- _EXCERTO SELECIONADO_
Miguel Alexandre Areias. O terceiro e último capítulo do caos prospectivo da terrível época de 2004/05. Quando se dizia que havia uma grave crise em arranjar defesas-esquerdos portugueses, teimaram em fazer ouvidos de mercador. E apostaram mais umas fichas no Areias. Mas Areias, não sendo um camelo, era perito no bluff. De farta trunfa, Areias era um exercício de estilo a quase 100%, o mesmo estilo que pareceu ser a principal razão da contratação de Mareque – não o Marek (Cech), mas assim mesmo, Mareque, escrito à laia de contrafacção espanhola. A aposta não correu bem, assim como Areias não corria bem, desengonçado do alto do seu metro e noventa. O ambiente no Dragão tornou-se assim demasiado árido à sua volta, aquilo era areia demais para a camioneta do Areias e Miguel Alexandre desceu naturalmente os degraus do aparato mediático para níveis mais consentâneos com os seus pontos fortes: a capacidade inigualável de efectuar lançamentos laterais com a fitinha no cabelo perfeitamente aprumada e a forma emblemática com que olhava à distância para os adversários que se escapuliam nas suas costas.

- _OBJETIVO DO EXERCÍCIO_
Responda a estas perguntas sobre o texto acerca de Miguel Alexandre Areias:
1. A que época se refere o texto?
2. Qual é a altura de Areias indicada no texto?
3. Que capacidade de Areias é qualificada como inigualável?

Entradas de elementos de layout:
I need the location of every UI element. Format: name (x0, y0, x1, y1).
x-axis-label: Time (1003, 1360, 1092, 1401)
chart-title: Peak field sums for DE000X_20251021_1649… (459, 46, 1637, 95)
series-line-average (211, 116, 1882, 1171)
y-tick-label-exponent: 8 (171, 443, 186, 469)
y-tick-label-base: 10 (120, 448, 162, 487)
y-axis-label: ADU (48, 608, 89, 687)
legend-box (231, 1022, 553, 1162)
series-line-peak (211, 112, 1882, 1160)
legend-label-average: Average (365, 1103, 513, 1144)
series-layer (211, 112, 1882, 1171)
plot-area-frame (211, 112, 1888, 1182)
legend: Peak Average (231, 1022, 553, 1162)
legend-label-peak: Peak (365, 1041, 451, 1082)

- _RESPOSTA AO EXERCÍCIO_
1. À época de 2004/05.
2. Um metro e noventa.
3. A capacidade de efectuar lançamentos laterais com a fitinha no cabelo perfeitamente aprumada.